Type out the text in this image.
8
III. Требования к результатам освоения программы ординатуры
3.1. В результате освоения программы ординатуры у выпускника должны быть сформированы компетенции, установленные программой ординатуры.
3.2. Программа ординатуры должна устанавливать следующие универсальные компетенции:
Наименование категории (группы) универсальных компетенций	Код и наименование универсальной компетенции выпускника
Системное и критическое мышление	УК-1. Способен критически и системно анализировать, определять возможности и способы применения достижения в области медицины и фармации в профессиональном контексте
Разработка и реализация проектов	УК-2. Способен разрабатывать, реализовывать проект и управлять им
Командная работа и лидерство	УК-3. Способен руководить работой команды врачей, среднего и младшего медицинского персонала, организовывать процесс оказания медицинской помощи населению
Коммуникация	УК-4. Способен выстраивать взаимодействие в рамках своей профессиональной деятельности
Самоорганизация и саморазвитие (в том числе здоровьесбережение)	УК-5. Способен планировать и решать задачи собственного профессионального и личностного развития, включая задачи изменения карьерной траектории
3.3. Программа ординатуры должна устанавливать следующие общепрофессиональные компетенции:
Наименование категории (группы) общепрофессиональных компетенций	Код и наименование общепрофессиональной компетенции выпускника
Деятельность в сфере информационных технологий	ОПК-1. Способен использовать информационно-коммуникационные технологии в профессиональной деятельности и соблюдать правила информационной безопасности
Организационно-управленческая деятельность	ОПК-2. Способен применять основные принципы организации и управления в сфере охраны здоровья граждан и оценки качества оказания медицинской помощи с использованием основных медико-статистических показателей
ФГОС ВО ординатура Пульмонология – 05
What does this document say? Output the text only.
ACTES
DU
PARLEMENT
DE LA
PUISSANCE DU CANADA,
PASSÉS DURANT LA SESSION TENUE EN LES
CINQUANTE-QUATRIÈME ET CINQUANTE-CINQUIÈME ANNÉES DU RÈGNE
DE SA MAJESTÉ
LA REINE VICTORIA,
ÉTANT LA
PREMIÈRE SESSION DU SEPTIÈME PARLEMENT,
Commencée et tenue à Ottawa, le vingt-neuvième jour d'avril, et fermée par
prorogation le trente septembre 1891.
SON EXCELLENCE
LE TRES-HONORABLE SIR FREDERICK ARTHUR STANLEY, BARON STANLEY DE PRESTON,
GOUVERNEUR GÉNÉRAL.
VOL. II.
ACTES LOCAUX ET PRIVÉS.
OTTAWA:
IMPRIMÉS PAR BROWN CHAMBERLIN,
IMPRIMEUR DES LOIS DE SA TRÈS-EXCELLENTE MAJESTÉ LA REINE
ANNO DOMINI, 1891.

────

▸ What to produce:
Using the listing above, pull out all lines that hold the word "Наименование".

▸ Task output:
Наименование категории (группы) универсальных компетенций	Код и наименование универсальной компетенции выпускника
Наименование категории (группы) общепрофессиональных компетенций	Код и наименование общепрофессиональной компетенции выпускника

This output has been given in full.